— start of Entries —

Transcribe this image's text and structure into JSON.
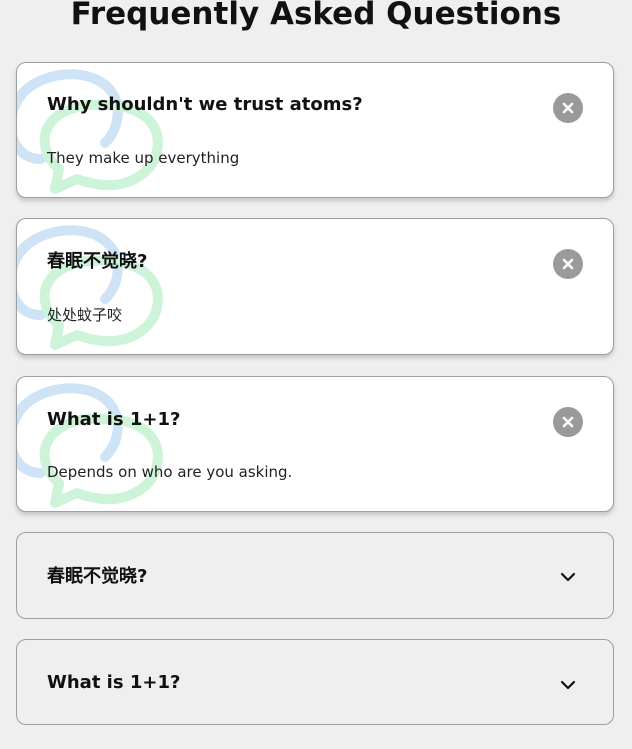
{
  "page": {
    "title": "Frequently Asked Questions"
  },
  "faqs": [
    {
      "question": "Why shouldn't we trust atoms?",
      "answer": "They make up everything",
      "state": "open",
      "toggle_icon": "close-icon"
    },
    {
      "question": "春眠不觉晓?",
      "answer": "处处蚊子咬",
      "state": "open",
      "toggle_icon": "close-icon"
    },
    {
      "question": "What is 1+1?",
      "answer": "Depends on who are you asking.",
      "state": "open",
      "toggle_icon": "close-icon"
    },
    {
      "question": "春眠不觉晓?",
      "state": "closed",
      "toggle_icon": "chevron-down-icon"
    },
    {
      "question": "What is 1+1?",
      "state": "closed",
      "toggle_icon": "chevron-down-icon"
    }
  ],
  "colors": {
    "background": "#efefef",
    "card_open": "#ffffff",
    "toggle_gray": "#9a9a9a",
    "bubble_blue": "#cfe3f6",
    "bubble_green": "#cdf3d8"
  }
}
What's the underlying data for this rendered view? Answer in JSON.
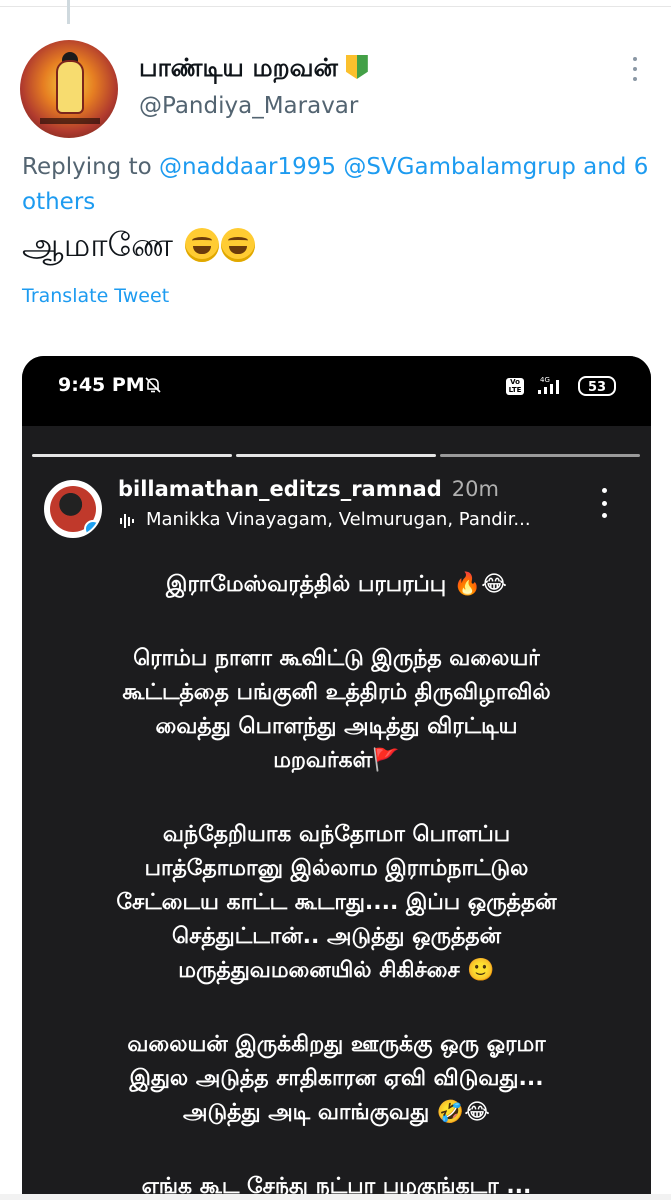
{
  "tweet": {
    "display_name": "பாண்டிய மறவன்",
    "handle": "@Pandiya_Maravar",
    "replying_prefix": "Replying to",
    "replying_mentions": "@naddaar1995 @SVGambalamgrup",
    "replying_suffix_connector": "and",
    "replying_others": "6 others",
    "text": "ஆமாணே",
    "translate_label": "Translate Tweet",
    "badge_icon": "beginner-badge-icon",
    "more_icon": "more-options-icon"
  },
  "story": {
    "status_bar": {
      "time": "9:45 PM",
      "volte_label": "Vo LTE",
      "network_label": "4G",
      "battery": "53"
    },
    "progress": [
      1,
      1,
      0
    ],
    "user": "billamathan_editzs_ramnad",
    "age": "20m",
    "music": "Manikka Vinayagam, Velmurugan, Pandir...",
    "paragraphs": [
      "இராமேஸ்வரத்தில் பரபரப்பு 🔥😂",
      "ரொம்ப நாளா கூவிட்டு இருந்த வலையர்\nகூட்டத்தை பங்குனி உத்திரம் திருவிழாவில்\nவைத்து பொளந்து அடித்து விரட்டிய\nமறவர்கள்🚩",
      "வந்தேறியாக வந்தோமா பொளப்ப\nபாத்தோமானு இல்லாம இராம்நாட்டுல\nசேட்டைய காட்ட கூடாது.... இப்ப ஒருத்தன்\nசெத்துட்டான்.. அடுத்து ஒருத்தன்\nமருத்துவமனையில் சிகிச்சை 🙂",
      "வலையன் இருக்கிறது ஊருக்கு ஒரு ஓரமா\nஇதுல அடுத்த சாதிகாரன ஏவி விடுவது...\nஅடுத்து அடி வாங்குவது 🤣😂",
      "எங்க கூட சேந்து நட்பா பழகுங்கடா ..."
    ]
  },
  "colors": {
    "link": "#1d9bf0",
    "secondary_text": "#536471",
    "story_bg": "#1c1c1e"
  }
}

— end of Entries —
— start of Entries —

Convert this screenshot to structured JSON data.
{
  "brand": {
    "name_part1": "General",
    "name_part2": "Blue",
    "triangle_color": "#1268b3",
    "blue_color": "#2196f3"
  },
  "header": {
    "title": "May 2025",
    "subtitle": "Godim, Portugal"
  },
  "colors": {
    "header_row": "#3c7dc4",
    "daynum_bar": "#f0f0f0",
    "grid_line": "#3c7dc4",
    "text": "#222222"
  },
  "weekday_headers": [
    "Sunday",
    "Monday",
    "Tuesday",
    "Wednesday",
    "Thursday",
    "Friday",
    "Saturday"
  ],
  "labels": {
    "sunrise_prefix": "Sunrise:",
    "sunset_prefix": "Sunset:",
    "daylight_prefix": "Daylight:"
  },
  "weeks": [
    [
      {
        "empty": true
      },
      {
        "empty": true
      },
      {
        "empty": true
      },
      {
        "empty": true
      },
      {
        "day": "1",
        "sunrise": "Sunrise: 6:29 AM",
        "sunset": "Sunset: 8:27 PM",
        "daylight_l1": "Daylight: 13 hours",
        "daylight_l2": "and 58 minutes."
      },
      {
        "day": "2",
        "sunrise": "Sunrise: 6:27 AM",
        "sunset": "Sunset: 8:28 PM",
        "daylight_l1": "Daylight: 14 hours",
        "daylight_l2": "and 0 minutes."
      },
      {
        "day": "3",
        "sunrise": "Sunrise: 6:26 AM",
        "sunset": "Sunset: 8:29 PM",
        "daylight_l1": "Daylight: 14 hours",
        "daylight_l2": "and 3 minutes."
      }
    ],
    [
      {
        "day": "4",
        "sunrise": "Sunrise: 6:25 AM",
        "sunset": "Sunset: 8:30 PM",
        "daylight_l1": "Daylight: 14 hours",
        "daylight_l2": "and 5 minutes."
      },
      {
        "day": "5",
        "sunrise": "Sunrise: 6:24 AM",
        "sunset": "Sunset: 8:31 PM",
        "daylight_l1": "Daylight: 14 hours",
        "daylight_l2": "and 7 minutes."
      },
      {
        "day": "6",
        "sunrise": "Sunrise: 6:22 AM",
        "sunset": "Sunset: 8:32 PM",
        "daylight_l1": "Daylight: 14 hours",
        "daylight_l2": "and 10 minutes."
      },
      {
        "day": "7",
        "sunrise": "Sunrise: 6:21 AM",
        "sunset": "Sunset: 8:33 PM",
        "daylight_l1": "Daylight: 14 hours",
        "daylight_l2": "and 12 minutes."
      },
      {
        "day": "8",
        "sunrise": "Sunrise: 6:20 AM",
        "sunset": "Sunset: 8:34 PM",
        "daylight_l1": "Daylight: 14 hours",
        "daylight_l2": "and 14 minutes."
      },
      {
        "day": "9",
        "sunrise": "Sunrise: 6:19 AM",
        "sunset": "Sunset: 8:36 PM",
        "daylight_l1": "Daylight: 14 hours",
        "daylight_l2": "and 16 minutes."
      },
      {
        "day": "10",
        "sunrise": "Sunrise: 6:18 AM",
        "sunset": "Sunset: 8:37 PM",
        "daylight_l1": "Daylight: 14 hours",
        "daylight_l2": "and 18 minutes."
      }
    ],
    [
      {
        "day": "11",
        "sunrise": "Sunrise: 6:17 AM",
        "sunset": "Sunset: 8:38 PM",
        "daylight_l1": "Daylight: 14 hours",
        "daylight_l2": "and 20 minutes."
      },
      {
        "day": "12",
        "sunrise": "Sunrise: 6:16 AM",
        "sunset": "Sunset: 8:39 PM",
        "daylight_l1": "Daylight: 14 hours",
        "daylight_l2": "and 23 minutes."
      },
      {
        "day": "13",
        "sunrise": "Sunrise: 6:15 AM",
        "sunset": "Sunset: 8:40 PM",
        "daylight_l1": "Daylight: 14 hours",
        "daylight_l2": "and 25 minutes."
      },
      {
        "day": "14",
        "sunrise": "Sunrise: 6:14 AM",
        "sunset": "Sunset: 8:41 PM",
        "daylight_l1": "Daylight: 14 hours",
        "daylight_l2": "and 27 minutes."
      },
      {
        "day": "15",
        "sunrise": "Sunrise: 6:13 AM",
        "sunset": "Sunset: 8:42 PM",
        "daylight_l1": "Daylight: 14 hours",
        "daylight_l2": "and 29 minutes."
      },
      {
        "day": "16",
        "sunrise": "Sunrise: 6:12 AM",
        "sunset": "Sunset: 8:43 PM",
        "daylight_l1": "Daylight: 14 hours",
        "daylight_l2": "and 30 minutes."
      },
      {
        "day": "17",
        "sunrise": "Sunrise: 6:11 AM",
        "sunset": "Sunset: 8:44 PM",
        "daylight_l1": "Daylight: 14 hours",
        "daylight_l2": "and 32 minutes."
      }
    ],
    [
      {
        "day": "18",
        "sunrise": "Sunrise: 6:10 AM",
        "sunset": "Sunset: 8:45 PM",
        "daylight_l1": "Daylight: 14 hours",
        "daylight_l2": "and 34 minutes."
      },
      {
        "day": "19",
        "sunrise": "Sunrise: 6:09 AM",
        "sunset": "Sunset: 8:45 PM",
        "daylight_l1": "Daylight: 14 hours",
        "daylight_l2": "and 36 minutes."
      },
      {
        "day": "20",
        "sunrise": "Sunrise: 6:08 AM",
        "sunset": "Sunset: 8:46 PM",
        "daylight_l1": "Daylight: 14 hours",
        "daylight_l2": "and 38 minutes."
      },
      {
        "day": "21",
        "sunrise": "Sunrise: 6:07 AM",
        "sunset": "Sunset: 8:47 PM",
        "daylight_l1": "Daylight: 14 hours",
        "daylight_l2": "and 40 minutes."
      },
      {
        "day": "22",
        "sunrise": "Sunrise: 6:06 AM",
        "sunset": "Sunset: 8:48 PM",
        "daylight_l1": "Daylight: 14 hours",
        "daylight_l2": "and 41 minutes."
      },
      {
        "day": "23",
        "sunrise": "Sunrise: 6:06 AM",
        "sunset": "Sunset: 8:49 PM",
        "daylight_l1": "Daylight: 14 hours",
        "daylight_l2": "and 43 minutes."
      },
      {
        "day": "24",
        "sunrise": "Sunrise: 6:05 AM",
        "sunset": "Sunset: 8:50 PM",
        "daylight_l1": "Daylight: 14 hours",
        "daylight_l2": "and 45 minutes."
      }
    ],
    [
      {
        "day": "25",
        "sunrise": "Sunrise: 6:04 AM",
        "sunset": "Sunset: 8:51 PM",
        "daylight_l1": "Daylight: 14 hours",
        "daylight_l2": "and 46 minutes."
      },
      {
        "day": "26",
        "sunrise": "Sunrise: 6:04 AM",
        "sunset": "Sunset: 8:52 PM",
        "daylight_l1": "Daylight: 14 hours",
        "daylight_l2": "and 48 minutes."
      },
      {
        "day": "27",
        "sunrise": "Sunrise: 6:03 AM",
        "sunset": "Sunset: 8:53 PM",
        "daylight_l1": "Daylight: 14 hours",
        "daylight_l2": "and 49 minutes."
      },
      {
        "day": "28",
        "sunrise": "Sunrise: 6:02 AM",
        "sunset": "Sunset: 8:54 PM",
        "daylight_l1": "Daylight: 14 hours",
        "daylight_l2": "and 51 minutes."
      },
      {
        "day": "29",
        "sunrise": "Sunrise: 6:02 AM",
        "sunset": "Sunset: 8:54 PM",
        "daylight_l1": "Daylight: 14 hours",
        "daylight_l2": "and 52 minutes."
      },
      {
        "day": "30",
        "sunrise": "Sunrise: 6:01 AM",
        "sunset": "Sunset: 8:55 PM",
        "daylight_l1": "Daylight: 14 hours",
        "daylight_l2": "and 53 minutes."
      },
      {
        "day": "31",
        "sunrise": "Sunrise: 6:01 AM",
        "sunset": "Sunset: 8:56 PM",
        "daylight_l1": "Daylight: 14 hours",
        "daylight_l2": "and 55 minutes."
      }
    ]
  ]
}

— end of Entries —
— start of Entries —

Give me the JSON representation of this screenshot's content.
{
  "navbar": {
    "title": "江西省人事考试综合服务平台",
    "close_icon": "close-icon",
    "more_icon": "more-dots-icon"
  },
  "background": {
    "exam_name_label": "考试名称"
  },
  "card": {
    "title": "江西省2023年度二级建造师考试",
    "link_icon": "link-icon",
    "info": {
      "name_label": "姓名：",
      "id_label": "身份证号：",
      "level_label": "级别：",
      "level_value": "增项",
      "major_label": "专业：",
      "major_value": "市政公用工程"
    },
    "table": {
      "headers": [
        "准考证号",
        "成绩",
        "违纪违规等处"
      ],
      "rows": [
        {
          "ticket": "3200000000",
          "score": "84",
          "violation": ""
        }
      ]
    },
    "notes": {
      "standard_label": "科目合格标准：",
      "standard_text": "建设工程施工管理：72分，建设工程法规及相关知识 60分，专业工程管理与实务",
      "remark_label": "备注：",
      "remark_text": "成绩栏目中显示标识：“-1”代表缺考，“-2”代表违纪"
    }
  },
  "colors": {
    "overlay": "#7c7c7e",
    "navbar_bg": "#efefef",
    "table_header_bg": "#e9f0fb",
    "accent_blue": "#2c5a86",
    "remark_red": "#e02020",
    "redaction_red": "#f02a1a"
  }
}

— end of Entries —

Find the word "efefef" in the records and pull out each line that has it.

    "background": "#efefef",
    "navbar_bg": "#efefef",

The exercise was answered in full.